▶ WHAT IS ASKED: Retype the material in full, keeping every word the same.

— Begin —

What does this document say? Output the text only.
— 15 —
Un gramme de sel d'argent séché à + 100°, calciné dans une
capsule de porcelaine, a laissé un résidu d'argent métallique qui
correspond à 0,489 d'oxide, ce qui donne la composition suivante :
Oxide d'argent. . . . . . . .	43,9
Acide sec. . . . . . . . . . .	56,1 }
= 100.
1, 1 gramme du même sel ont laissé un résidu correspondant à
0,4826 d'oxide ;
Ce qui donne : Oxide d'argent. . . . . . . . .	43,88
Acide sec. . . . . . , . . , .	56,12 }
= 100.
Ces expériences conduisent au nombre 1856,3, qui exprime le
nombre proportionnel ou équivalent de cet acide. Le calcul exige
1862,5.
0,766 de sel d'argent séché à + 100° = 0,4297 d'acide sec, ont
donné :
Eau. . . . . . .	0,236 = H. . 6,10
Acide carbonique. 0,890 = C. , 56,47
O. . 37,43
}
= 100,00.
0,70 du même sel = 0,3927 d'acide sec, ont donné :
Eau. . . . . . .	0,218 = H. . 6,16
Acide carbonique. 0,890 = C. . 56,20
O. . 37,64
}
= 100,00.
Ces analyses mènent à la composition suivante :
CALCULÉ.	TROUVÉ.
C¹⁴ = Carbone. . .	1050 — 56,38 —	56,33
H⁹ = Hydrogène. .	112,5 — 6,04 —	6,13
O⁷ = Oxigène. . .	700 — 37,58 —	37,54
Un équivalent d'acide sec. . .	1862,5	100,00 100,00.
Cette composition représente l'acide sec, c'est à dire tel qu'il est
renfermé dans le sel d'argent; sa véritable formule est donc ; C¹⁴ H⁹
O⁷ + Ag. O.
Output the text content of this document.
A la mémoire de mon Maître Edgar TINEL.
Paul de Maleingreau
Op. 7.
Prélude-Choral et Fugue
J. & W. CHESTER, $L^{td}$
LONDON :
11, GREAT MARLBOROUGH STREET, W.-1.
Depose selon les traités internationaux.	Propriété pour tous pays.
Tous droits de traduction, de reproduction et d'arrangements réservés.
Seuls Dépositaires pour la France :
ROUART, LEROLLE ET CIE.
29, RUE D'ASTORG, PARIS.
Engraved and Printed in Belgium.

— End —

▶ CORRECT RESULT:
What does this document say? Output the text only.
— 15 —
Un gramme de sel d'argent séché à + 100°, calciné dans une
capsule de porcelaine, a laissé un résidu d'argent métallique qui
correspond à 0,489 d'oxide, ce qui donne la composition suivante :
Oxide d'argent. . . . . . . .	43,9
Acide sec. . . . . . . . . . .	56,1 }
= 100.
1, 1 gramme du même sel ont laissé un résidu correspondant à
0,4826 d'oxide ;
Ce qui donne : Oxide d'argent. . . . . . . . .	43,88
Acide sec. . . . . . , . . , .	56,12 }
= 100.
Ces expériences conduisent au nombre 1856,3, qui exprime le
nombre proportionnel ou équivalent de cet acide. Le calcul exige
1862,5.
0,766 de sel d'argent séché à + 100° = 0,4297 d'acide sec, ont
donné :
Eau. . . . . . .	0,236 = H. . 6,10
Acide carbonique. 0,890 = C. , 56,47
O. . 37,43
}
= 100,00.
0,70 du même sel = 0,3927 d'acide sec, ont donné :
Eau. . . . . . .	0,218 = H. . 6,16
Acide carbonique. 0,890 = C. . 56,20
O. . 37,64
}
= 100,00.
Ces analyses mènent à la composition suivante :
CALCULÉ.	TROUVÉ.
C¹⁴ = Carbone. . .	1050 — 56,38 —	56,33
H⁹ = Hydrogène. .	112,5 — 6,04 —	6,13
O⁷ = Oxigène. . .	700 — 37,58 —	37,54
Un équivalent d'acide sec. . .	1862,5	100,00 100,00.
Cette composition représente l'acide sec, c'est à dire tel qu'il est
renfermé dans le sel d'argent; sa véritable formule est donc ; C¹⁴ H⁹
O⁷ + Ag. O.
Output the text content of this document.
A la mémoire de mon Maître Edgar TINEL.
Paul de Maleingreau
Op. 7.
Prélude-Choral et Fugue
J. & W. CHESTER, $L^{td}$
LONDON :
11, GREAT MARLBOROUGH STREET, W.-1.
Depose selon les traités internationaux.	Propriété pour tous pays.
Tous droits de traduction, de reproduction et d'arrangements réservés.
Seuls Dépositaires pour la France :
ROUART, LEROLLE ET CIE.
29, RUE D'ASTORG, PARIS.
Engraved and Printed in Belgium.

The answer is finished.